┌─ MATERIAL PROVIDED

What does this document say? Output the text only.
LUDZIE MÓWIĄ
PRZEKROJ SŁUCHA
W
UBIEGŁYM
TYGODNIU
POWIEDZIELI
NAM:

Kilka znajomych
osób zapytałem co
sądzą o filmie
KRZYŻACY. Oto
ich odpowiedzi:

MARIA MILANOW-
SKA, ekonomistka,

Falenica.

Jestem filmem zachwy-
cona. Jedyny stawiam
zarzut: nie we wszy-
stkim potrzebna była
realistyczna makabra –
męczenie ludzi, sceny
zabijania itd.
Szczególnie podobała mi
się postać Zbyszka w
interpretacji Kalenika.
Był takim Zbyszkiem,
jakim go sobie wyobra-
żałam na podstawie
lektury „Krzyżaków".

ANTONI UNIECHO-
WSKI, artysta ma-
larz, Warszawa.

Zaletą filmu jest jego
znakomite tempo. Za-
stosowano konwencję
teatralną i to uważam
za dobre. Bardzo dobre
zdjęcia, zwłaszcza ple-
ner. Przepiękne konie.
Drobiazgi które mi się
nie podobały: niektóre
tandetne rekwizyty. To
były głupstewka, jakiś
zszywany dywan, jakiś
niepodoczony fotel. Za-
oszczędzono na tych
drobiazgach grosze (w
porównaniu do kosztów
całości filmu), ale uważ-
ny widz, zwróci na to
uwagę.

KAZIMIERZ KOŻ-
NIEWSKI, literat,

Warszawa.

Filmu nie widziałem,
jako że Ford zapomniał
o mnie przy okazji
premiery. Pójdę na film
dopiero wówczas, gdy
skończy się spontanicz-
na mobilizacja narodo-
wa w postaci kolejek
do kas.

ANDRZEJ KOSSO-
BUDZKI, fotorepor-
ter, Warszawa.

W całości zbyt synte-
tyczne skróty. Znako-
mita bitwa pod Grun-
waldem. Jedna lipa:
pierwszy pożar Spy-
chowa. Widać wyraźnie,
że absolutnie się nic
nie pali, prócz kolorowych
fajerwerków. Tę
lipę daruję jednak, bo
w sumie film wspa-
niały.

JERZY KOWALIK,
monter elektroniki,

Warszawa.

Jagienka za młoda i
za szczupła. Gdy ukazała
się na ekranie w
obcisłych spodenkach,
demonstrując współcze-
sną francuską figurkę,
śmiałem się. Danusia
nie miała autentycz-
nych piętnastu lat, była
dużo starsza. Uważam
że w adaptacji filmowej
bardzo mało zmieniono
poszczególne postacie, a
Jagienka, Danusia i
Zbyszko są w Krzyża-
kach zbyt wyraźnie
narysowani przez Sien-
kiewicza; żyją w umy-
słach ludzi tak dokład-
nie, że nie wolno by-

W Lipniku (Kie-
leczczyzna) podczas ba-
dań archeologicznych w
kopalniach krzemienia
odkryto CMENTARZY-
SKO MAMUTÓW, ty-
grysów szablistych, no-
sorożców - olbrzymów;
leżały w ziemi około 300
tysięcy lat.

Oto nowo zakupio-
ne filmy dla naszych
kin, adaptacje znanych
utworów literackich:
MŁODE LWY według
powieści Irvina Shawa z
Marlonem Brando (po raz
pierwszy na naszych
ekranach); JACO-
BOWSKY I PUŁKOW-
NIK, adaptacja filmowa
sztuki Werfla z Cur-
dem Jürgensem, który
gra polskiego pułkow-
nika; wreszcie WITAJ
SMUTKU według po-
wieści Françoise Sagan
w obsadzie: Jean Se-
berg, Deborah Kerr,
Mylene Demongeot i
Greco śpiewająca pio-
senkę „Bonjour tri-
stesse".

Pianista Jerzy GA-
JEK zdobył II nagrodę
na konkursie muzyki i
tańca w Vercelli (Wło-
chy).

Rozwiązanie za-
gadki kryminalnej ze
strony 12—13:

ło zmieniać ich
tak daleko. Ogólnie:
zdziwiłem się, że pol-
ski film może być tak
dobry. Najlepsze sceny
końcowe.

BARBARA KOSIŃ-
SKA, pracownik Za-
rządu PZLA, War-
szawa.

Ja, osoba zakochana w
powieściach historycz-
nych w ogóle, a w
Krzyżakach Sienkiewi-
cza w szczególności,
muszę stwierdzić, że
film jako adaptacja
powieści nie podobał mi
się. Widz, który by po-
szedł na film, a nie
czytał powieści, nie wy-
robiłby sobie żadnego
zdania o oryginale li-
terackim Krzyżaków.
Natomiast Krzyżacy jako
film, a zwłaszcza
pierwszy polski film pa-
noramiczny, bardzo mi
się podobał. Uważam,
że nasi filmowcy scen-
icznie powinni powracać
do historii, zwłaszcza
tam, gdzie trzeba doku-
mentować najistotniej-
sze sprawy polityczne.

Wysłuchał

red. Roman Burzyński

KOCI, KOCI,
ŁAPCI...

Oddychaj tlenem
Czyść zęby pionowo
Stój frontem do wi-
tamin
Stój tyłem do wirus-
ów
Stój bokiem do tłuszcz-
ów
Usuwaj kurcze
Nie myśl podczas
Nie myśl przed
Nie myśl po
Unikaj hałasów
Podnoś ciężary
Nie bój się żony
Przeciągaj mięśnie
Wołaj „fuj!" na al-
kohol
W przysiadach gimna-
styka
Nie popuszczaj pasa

└─

TASK OBJECTIVE
Look through the entries above for the word "Stój". Copy every line where it shows up.

RESULT OF THE TASK
Stój frontem do wi-
Stój tyłem do wirus-
Stój bokiem do tłuszcz-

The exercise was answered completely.